### REQUEST
Reproduce the material starting at the line that has "device-port-cell[interactable] xyxy=(239,155,321,164)" and ending after the line that has "bus-name-cell[interactable]: ⊸ Right Surround", both included, with "speakers-cell" changed to "speaker-config-cell" and nothing else altered.

── AVAILABLE RECORDS

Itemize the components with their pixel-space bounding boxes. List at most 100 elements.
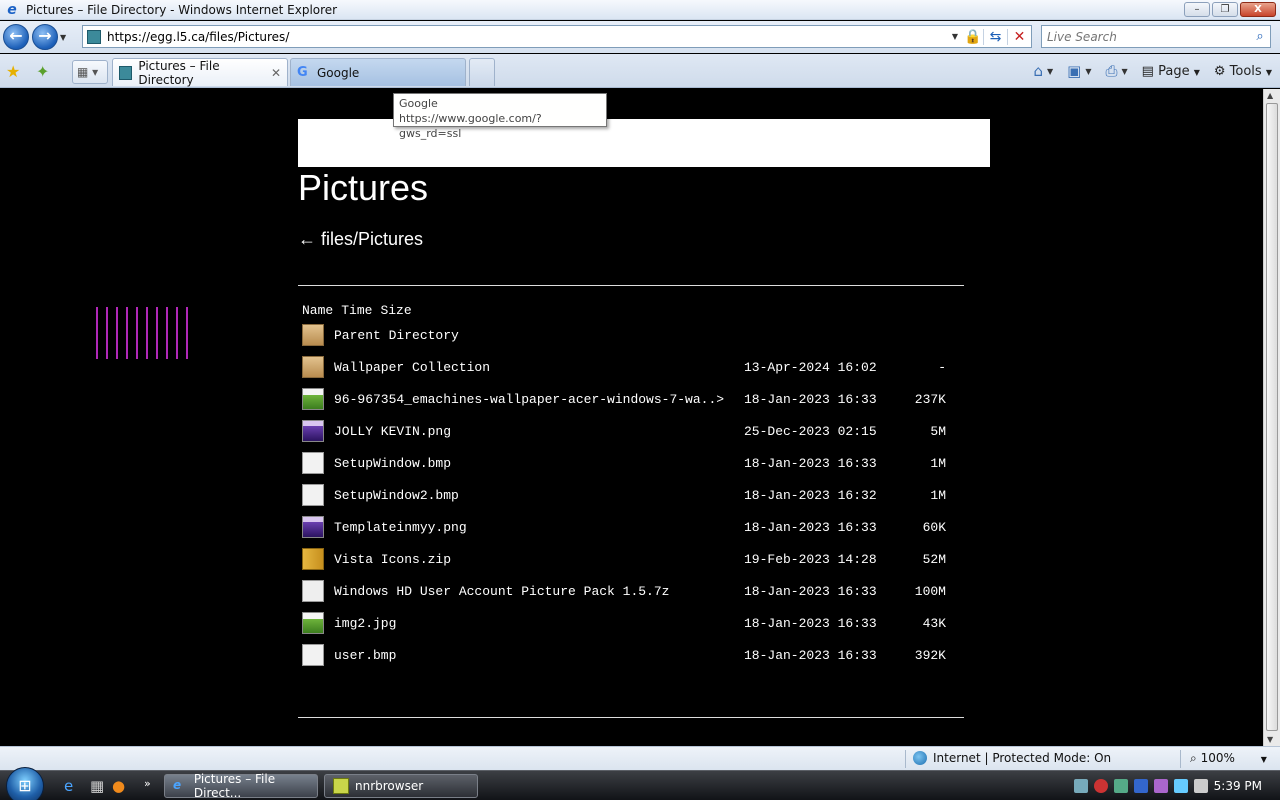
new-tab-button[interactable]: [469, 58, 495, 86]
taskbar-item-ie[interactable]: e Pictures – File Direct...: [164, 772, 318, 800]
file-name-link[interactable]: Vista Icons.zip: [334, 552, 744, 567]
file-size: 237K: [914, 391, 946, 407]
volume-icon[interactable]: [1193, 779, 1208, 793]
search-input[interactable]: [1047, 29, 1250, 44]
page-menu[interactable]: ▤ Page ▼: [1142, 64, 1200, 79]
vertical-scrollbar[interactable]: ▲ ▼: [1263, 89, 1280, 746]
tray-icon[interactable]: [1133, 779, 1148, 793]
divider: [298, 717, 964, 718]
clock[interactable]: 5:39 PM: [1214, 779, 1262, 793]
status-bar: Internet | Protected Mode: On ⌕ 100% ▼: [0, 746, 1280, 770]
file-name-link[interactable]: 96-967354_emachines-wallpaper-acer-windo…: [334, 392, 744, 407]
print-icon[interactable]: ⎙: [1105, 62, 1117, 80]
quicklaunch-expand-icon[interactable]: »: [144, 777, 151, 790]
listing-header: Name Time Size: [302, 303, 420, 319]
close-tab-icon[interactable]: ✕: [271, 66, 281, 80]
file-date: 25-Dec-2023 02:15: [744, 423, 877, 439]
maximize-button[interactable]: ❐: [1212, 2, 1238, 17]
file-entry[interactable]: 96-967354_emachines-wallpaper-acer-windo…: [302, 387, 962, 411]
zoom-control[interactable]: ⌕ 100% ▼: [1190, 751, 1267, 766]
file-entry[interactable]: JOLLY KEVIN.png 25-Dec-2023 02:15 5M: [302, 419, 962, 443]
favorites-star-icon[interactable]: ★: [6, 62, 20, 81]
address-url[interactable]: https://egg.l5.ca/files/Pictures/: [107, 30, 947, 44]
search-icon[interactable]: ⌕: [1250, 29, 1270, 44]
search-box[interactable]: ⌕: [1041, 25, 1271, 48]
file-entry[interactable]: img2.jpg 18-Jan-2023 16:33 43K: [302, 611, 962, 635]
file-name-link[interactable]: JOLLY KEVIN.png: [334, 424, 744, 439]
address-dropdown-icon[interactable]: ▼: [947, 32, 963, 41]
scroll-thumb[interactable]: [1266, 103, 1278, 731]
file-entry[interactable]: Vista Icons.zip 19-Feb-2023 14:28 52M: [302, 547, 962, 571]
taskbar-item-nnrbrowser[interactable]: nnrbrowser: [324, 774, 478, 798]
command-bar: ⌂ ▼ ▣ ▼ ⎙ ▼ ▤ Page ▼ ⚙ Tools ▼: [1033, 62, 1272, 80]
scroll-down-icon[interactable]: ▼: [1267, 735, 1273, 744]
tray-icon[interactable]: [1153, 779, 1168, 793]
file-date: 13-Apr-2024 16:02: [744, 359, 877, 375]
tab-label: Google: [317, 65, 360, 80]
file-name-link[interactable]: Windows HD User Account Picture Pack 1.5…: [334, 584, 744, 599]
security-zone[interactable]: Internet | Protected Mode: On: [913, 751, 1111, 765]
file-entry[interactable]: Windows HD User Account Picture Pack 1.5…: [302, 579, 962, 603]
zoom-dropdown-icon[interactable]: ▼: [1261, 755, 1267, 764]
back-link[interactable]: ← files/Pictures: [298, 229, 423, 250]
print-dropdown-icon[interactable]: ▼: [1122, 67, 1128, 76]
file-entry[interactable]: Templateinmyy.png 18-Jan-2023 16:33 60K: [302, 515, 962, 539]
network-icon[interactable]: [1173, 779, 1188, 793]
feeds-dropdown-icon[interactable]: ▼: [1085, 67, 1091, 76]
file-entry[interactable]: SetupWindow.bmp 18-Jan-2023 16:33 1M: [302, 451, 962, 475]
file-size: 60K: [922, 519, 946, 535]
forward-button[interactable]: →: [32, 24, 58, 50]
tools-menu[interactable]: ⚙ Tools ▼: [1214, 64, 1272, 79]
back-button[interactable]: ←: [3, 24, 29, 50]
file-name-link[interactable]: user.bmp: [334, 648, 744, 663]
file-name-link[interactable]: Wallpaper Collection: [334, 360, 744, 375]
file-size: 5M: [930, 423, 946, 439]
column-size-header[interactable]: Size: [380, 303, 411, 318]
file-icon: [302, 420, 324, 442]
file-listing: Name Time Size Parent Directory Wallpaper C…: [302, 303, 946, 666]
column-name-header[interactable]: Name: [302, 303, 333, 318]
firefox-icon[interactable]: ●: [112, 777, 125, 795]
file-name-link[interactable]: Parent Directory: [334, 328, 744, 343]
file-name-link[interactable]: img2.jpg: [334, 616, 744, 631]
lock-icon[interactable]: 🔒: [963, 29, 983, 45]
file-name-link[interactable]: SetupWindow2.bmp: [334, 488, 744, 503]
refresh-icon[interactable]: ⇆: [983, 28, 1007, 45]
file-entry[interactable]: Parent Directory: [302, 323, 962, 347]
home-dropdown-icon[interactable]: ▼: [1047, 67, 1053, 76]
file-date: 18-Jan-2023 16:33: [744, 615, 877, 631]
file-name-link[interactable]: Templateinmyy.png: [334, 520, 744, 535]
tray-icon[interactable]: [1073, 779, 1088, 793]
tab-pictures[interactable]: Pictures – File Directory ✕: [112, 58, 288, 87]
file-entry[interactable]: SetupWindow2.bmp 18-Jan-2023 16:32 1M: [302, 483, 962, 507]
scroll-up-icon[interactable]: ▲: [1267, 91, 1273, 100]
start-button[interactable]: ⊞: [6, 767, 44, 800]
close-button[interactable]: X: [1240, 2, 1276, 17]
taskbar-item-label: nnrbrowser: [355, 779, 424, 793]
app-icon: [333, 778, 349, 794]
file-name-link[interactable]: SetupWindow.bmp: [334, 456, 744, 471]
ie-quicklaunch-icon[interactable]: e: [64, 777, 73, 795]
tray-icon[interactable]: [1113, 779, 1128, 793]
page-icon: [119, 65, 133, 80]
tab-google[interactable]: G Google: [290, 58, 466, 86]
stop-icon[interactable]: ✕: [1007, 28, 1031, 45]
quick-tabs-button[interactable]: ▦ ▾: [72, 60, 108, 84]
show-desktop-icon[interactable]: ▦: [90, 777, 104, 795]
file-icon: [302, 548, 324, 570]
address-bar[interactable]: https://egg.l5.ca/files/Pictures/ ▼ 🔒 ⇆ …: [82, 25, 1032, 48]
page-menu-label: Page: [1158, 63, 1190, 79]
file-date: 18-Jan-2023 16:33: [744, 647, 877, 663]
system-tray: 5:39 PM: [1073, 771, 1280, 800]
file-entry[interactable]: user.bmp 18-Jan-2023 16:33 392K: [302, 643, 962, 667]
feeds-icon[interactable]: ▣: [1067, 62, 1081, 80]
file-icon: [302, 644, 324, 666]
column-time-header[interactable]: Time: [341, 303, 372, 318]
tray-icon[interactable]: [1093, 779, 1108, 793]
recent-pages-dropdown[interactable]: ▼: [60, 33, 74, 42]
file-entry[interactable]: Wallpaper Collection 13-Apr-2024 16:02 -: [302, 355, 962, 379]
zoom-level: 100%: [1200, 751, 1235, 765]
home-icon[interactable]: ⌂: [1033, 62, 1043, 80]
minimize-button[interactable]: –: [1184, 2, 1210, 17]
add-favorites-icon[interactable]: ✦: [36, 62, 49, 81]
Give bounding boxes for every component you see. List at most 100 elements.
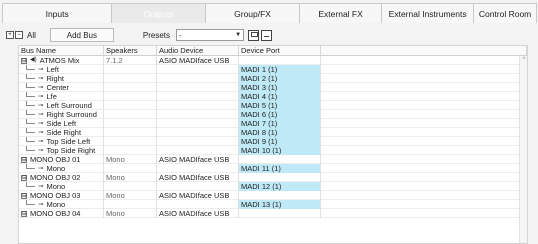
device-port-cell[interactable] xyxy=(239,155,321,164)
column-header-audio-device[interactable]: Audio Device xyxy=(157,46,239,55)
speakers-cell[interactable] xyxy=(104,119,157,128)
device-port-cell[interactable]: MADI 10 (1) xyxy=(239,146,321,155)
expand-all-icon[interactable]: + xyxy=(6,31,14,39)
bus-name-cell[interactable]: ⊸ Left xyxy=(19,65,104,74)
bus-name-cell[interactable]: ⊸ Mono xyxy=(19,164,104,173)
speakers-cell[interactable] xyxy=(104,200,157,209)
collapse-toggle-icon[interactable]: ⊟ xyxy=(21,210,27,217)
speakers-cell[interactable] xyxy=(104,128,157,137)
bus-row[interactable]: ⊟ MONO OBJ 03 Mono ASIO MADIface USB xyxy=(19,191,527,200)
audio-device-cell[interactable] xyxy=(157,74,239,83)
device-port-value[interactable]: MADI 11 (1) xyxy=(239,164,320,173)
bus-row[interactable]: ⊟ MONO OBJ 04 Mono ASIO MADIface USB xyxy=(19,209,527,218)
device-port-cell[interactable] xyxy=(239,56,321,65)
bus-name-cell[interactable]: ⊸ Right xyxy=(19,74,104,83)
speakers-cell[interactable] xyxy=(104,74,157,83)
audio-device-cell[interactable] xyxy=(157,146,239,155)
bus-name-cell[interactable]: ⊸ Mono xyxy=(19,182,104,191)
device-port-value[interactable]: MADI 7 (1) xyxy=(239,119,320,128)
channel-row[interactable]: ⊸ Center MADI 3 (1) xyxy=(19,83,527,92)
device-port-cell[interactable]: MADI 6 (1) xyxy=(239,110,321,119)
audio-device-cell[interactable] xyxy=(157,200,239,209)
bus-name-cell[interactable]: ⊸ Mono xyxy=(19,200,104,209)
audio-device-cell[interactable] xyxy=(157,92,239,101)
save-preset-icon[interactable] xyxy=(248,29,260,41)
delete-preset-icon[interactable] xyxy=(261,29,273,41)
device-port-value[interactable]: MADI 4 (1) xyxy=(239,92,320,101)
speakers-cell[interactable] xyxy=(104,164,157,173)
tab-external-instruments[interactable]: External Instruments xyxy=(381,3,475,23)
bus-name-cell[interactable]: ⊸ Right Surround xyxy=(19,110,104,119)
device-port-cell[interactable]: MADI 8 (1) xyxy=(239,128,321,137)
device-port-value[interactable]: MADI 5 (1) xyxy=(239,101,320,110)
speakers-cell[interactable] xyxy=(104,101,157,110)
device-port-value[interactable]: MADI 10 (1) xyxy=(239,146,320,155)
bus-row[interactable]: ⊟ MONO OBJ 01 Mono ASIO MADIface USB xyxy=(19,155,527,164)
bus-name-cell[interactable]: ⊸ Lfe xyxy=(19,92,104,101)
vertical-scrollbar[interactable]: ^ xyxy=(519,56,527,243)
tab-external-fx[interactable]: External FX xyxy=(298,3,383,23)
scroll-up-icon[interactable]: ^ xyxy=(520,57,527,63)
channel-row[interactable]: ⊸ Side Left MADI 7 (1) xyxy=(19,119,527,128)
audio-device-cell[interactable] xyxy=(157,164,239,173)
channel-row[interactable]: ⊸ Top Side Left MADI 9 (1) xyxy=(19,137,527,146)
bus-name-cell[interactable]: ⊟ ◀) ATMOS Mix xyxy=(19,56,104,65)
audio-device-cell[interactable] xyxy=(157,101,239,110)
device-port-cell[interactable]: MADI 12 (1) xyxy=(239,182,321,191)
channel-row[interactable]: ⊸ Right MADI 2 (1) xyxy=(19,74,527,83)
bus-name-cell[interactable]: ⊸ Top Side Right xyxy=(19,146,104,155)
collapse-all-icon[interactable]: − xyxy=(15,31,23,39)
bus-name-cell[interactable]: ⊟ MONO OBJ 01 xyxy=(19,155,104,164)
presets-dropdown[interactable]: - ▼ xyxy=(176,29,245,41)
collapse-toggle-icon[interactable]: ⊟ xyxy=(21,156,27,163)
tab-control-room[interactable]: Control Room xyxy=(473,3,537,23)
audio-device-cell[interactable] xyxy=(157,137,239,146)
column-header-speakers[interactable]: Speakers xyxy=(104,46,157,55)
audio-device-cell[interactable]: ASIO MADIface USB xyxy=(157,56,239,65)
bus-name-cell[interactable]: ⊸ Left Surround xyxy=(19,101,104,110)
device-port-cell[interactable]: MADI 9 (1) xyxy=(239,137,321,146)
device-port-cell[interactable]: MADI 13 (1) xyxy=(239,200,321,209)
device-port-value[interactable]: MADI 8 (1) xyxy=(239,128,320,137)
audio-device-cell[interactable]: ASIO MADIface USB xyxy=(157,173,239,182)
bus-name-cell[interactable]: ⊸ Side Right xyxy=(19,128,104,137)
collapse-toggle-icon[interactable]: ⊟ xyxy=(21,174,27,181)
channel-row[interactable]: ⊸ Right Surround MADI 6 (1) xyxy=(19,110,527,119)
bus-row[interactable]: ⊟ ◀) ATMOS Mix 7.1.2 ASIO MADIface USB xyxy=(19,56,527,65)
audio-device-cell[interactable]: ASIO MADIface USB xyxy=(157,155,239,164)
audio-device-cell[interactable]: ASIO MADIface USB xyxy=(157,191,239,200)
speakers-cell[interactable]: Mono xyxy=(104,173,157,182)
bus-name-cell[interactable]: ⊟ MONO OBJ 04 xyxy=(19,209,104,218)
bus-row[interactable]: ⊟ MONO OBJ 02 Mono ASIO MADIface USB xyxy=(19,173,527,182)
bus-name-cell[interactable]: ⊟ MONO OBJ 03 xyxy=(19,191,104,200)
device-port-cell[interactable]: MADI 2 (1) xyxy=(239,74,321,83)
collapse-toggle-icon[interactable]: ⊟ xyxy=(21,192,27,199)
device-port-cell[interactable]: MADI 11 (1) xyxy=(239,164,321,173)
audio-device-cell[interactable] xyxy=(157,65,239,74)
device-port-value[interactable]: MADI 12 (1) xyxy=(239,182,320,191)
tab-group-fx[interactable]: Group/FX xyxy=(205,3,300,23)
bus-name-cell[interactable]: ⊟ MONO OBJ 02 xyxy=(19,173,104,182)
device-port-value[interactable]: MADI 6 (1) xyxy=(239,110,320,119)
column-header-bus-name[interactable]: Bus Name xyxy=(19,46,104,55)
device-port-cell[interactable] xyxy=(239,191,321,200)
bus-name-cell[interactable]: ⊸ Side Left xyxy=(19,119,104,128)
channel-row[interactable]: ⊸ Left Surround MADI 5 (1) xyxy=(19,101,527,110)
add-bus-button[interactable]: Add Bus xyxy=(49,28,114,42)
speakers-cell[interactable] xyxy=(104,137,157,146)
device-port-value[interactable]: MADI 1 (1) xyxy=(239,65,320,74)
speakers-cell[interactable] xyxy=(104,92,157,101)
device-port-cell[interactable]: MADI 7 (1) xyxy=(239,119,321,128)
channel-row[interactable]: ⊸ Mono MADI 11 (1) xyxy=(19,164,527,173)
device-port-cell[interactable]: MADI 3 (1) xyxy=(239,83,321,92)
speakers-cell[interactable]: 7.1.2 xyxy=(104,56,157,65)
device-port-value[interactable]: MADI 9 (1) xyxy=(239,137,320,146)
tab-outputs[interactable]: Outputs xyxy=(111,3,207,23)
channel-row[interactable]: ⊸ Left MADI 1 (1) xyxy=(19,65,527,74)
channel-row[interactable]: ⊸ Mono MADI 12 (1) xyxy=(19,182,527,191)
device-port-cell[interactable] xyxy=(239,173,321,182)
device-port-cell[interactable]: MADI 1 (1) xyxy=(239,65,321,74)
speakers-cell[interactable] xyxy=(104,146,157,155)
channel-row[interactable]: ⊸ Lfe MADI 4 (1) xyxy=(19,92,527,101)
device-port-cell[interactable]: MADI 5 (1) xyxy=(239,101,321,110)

────

### RESPONSE TO THIS TASK
device-port-cell[interactable] xyxy=(239,155,321,164)
column-header-audio-device[interactable]: Audio Device xyxy=(157,46,239,55)
speaker-config-cell[interactable] xyxy=(104,119,157,128)
device-port-cell[interactable]: MADI 10 (1) xyxy=(239,146,321,155)
expand-all-icon[interactable]: + xyxy=(6,31,14,39)
bus-name-cell[interactable]: ⊸ Left xyxy=(19,65,104,74)
bus-name-cell[interactable]: ⊸ Mono xyxy=(19,164,104,173)
speaker-config-cell[interactable] xyxy=(104,200,157,209)
collapse-toggle-icon[interactable]: ⊟ xyxy=(21,210,27,217)
speaker-config-cell[interactable] xyxy=(104,128,157,137)
bus-row[interactable]: ⊟ MONO OBJ 03 Mono ASIO MADIface USB xyxy=(19,191,527,200)
audio-device-cell[interactable] xyxy=(157,74,239,83)
device-port-value[interactable]: MADI 11 (1) xyxy=(239,164,320,173)
bus-row[interactable]: ⊟ MONO OBJ 04 Mono ASIO MADIface USB xyxy=(19,209,527,218)
device-port-cell[interactable] xyxy=(239,56,321,65)
bus-name-cell[interactable]: ⊸ Right xyxy=(19,74,104,83)
speaker-config-cell[interactable] xyxy=(104,74,157,83)
audio-device-cell[interactable] xyxy=(157,146,239,155)
bus-name-cell[interactable]: ⊸ Mono xyxy=(19,182,104,191)
device-port-value[interactable]: MADI 7 (1) xyxy=(239,119,320,128)
channel-row[interactable]: ⊸ Center MADI 3 (1) xyxy=(19,83,527,92)
device-port-cell[interactable]: MADI 6 (1) xyxy=(239,110,321,119)
audio-device-cell[interactable] xyxy=(157,200,239,209)
bus-name-cell[interactable]: ⊸ Mono xyxy=(19,200,104,209)
audio-device-cell[interactable] xyxy=(157,92,239,101)
save-preset-icon[interactable] xyxy=(248,29,260,41)
delete-preset-icon[interactable] xyxy=(261,29,273,41)
device-port-value[interactable]: MADI 4 (1) xyxy=(239,92,320,101)
speaker-config-cell[interactable] xyxy=(104,164,157,173)
tab-external-instruments[interactable]: External Instruments xyxy=(381,3,475,23)
bus-name-cell[interactable]: ⊸ Right Surround xyxy=(19,110,104,119)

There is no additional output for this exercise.